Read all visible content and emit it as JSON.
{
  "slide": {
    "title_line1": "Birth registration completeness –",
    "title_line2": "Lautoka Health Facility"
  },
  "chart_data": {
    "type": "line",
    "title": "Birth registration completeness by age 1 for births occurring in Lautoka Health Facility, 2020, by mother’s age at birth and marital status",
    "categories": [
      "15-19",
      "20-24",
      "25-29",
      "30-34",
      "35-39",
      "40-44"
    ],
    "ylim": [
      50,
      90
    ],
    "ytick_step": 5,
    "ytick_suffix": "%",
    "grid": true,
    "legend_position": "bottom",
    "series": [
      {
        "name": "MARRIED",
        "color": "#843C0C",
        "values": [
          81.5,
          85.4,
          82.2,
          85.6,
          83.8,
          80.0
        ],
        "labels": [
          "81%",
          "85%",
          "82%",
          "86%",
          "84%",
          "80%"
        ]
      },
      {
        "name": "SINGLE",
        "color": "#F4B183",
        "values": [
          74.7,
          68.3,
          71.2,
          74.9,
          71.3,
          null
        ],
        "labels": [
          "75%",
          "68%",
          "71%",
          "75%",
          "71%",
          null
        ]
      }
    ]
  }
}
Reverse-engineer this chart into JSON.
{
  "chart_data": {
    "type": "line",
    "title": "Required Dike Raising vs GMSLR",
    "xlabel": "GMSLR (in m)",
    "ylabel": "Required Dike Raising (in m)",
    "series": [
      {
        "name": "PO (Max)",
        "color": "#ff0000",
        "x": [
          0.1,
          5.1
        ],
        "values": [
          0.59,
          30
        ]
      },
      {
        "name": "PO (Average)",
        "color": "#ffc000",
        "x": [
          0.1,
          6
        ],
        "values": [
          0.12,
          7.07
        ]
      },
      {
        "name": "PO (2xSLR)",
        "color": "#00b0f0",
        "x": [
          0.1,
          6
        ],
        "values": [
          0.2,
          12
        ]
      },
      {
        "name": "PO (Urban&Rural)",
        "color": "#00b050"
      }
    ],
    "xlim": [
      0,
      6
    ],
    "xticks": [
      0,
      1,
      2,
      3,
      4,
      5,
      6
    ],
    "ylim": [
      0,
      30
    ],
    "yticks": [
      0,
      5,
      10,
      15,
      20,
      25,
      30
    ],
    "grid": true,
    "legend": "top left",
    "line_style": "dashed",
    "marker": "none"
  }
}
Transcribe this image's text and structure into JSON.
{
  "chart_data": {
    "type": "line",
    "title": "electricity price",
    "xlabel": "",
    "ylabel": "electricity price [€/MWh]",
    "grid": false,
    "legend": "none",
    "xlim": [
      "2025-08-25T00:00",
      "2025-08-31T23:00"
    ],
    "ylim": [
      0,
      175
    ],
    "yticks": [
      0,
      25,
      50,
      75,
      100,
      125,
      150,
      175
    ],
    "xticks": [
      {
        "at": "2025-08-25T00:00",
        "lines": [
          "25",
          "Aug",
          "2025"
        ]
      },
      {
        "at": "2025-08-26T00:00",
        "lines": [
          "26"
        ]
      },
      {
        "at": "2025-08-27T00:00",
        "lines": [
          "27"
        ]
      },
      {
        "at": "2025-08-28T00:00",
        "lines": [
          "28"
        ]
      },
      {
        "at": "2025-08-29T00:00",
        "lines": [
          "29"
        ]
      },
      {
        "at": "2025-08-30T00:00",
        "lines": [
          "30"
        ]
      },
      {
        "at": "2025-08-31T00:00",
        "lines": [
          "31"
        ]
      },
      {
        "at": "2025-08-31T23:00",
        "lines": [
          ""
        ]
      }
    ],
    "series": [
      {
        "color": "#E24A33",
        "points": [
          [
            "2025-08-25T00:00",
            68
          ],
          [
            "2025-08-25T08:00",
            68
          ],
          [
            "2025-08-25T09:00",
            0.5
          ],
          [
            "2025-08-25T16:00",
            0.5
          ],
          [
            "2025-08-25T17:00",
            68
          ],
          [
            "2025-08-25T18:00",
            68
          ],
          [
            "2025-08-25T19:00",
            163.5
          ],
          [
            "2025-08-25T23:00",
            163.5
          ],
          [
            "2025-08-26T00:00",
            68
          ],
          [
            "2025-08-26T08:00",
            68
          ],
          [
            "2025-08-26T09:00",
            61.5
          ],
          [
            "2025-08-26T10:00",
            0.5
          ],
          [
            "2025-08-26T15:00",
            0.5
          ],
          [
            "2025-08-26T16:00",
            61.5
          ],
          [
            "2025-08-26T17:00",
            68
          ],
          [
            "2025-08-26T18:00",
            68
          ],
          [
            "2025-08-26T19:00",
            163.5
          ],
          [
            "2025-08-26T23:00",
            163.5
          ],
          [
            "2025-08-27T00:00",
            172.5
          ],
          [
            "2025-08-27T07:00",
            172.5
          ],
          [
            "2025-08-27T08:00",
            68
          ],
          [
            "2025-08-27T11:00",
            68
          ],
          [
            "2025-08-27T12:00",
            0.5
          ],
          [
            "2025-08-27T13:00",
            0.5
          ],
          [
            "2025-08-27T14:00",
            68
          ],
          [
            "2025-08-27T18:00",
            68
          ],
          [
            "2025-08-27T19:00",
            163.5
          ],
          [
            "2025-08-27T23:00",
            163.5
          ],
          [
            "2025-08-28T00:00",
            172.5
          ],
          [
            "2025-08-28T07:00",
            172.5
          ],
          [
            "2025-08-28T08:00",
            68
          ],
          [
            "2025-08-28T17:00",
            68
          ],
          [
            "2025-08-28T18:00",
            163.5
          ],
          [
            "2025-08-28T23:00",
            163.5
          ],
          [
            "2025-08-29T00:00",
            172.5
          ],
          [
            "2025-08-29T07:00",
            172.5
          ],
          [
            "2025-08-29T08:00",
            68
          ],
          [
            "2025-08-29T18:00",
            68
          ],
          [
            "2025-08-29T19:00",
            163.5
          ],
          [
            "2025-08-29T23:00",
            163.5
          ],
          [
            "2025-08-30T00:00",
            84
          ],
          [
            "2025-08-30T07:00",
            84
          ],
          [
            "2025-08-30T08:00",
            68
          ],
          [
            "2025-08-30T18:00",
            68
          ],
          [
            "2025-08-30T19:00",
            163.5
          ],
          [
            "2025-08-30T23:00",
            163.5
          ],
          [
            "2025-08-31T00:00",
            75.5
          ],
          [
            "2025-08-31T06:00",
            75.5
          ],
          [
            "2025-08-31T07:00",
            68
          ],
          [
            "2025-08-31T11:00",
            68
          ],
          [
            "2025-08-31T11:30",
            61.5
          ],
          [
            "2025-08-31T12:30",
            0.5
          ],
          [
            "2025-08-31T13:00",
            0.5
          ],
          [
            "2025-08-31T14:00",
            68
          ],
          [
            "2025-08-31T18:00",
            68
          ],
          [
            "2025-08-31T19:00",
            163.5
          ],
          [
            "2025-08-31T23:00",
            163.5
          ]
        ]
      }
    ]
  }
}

**What is expected:**
Your task is to give the records above again, exactly.

**Answer to this task:**
Read all visible content and emit it as JSON.
{
  "slide": {
    "title_line1": "Birth registration completeness –",
    "title_line2": "Lautoka Health Facility"
  },
  "chart_data": {
    "type": "line",
    "title": "Birth registration completeness by age 1 for births occurring in Lautoka Health Facility, 2020, by mother’s age at birth and marital status",
    "categories": [
      "15-19",
      "20-24",
      "25-29",
      "30-34",
      "35-39",
      "40-44"
    ],
    "ylim": [
      50,
      90
    ],
    "ytick_step": 5,
    "ytick_suffix": "%",
    "grid": true,
    "legend_position": "bottom",
    "series": [
      {
        "name": "MARRIED",
        "color": "#843C0C",
        "values": [
          81.5,
          85.4,
          82.2,
          85.6,
          83.8,
          80.0
        ],
        "labels": [
          "81%",
          "85%",
          "82%",
          "86%",
          "84%",
          "80%"
        ]
      },
      {
        "name": "SINGLE",
        "color": "#F4B183",
        "values": [
          74.7,
          68.3,
          71.2,
          74.9,
          71.3,
          null
        ],
        "labels": [
          "75%",
          "68%",
          "71%",
          "75%",
          "71%",
          null
        ]
      }
    ]
  }
}
Reverse-engineer this chart into JSON.
{
  "chart_data": {
    "type": "line",
    "title": "Required Dike Raising vs GMSLR",
    "xlabel": "GMSLR (in m)",
    "ylabel": "Required Dike Raising (in m)",
    "series": [
      {
        "name": "PO (Max)",
        "color": "#ff0000",
        "x": [
          0.1,
          5.1
        ],
        "values": [
          0.59,
          30
        ]
      },
      {
        "name": "PO (Average)",
        "color": "#ffc000",
        "x": [
          0.1,
          6
        ],
        "values": [
          0.12,
          7.07
        ]
      },
      {
        "name": "PO (2xSLR)",
        "color": "#00b0f0",
        "x": [
          0.1,
          6
        ],
        "values": [
          0.2,
          12
        ]
      },
      {
        "name": "PO (Urban&Rural)",
        "color": "#00b050"
      }
    ],
    "xlim": [
      0,
      6
    ],
    "xticks": [
      0,
      1,
      2,
      3,
      4,
      5,
      6
    ],
    "ylim": [
      0,
      30
    ],
    "yticks": [
      0,
      5,
      10,
      15,
      20,
      25,
      30
    ],
    "grid": true,
    "legend": "top left",
    "line_style": "dashed",
    "marker": "none"
  }
}
Transcribe this image's text and structure into JSON.
{
  "chart_data": {
    "type": "line",
    "title": "electricity price",
    "xlabel": "",
    "ylabel": "electricity price [€/MWh]",
    "grid": false,
    "legend": "none",
    "xlim": [
      "2025-08-25T00:00",
      "2025-08-31T23:00"
    ],
    "ylim": [
      0,
      175
    ],
    "yticks": [
      0,
      25,
      50,
      75,
      100,
      125,
      150,
      175
    ],
    "xticks": [
      {
        "at": "2025-08-25T00:00",
        "lines": [
          "25",
          "Aug",
          "2025"
        ]
      },
      {
        "at": "2025-08-26T00:00",
        "lines": [
          "26"
        ]
      },
      {
        "at": "2025-08-27T00:00",
        "lines": [
          "27"
        ]
      },
      {
        "at": "2025-08-28T00:00",
        "lines": [
          "28"
        ]
      },
      {
        "at": "2025-08-29T00:00",
        "lines": [
          "29"
        ]
      },
      {
        "at": "2025-08-30T00:00",
        "lines": [
          "30"
        ]
      },
      {
        "at": "2025-08-31T00:00",
        "lines": [
          "31"
        ]
      },
      {
        "at": "2025-08-31T23:00",
        "lines": [
          ""
        ]
      }
    ],
    "series": [
      {
        "color": "#E24A33",
        "points": [
          [
            "2025-08-25T00:00",
            68
          ],
          [
            "2025-08-25T08:00",
            68
          ],
          [
            "2025-08-25T09:00",
            0.5
          ],
          [
            "2025-08-25T16:00",
            0.5
          ],
          [
            "2025-08-25T17:00",
            68
          ],
          [
            "2025-08-25T18:00",
            68
          ],
          [
            "2025-08-25T19:00",
            163.5
          ],
          [
            "2025-08-25T23:00",
            163.5
          ],
          [
            "2025-08-26T00:00",
            68
          ],
          [
            "2025-08-26T08:00",
            68
          ],
          [
            "2025-08-26T09:00",
            61.5
          ],
          [
            "2025-08-26T10:00",
            0.5
          ],
          [
            "2025-08-26T15:00",
            0.5
          ],
          [
            "2025-08-26T16:00",
            61.5
          ],
          [
            "2025-08-26T17:00",
            68
          ],
          [
            "2025-08-26T18:00",
            68
          ],
          [
            "2025-08-26T19:00",
            163.5
          ],
          [
            "2025-08-26T23:00",
            163.5
          ],
          [
            "2025-08-27T00:00",
            172.5
          ],
          [
            "2025-08-27T07:00",
            172.5
          ],
          [
            "2025-08-27T08:00",
            68
          ],
          [
            "2025-08-27T11:00",
            68
          ],
          [
            "2025-08-27T12:00",
            0.5
          ],
          [
            "2025-08-27T13:00",
            0.5
          ],
          [
            "2025-08-27T14:00",
            68
          ],
          [
            "2025-08-27T18:00",
            68
          ],
          [
            "2025-08-27T19:00",
            163.5
          ],
          [
            "2025-08-27T23:00",
            163.5
          ],
          [
            "2025-08-28T00:00",
            172.5
          ],
          [
            "2025-08-28T07:00",
            172.5
          ],
          [
            "2025-08-28T08:00",
            68
          ],
          [
            "2025-08-28T17:00",
            68
          ],
          [
            "2025-08-28T18:00",
            163.5
          ],
          [
            "2025-08-28T23:00",
            163.5
          ],
          [
            "2025-08-29T00:00",
            172.5
          ],
          [
            "2025-08-29T07:00",
            172.5
          ],
          [
            "2025-08-29T08:00",
            68
          ],
          [
            "2025-08-29T18:00",
            68
          ],
          [
            "2025-08-29T19:00",
            163.5
          ],
          [
            "2025-08-29T23:00",
            163.5
          ],
          [
            "2025-08-30T00:00",
            84
          ],
          [
            "2025-08-30T07:00",
            84
          ],
          [
            "2025-08-30T08:00",
            68
          ],
          [
            "2025-08-30T18:00",
            68
          ],
          [
            "2025-08-30T19:00",
            163.5
          ],
          [
            "2025-08-30T23:00",
            163.5
          ],
          [
            "2025-08-31T00:00",
            75.5
          ],
          [
            "2025-08-31T06:00",
            75.5
          ],
          [
            "2025-08-31T07:00",
            68
          ],
          [
            "2025-08-31T11:00",
            68
          ],
          [
            "2025-08-31T11:30",
            61.5
          ],
          [
            "2025-08-31T12:30",
            0.5
          ],
          [
            "2025-08-31T13:00",
            0.5
          ],
          [
            "2025-08-31T14:00",
            68
          ],
          [
            "2025-08-31T18:00",
            68
          ],
          [
            "2025-08-31T19:00",
            163.5
          ],
          [
            "2025-08-31T23:00",
            163.5
          ]
        ]
      }
    ]
  }
}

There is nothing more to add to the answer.